#### Given task
Transcribe every record that appears below, exactly and in full.

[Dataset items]
------------------------------------------------------------------------

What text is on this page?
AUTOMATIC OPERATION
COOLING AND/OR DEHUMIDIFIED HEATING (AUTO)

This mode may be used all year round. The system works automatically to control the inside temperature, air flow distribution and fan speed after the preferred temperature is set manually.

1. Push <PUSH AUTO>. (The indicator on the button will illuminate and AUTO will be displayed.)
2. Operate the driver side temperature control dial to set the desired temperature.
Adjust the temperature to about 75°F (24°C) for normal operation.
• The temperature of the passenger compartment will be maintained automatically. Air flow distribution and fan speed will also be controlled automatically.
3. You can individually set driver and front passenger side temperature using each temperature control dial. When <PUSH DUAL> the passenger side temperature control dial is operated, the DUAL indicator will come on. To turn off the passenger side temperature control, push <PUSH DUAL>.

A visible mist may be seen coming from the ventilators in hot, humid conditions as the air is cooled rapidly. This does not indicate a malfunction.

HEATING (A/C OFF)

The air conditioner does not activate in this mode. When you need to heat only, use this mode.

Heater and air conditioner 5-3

------------------------------------------------------------------------

#### Full output
What text is on this page?
AUTOMATIC OPERATION
COOLING AND/OR DEHUMIDIFIED HEATING (AUTO)

This mode may be used all year round. The system works automatically to control the inside temperature, air flow distribution and fan speed after the preferred temperature is set manually.

1. Push <PUSH AUTO>. (The indicator on the button will illuminate and AUTO will be displayed.)
2. Operate the driver side temperature control dial to set the desired temperature.
Adjust the temperature to about 75°F (24°C) for normal operation.
• The temperature of the passenger compartment will be maintained automatically. Air flow distribution and fan speed will also be controlled automatically.
3. You can individually set driver and front passenger side temperature using each temperature control dial. When <PUSH DUAL> the passenger side temperature control dial is operated, the DUAL indicator will come on. To turn off the passenger side temperature control, push <PUSH DUAL>.

A visible mist may be seen coming from the ventilators in hot, humid conditions as the air is cooled rapidly. This does not indicate a malfunction.

HEATING (A/C OFF)

The air conditioner does not activate in this mode. When you need to heat only, use this mode.

Heater and air conditioner 5-3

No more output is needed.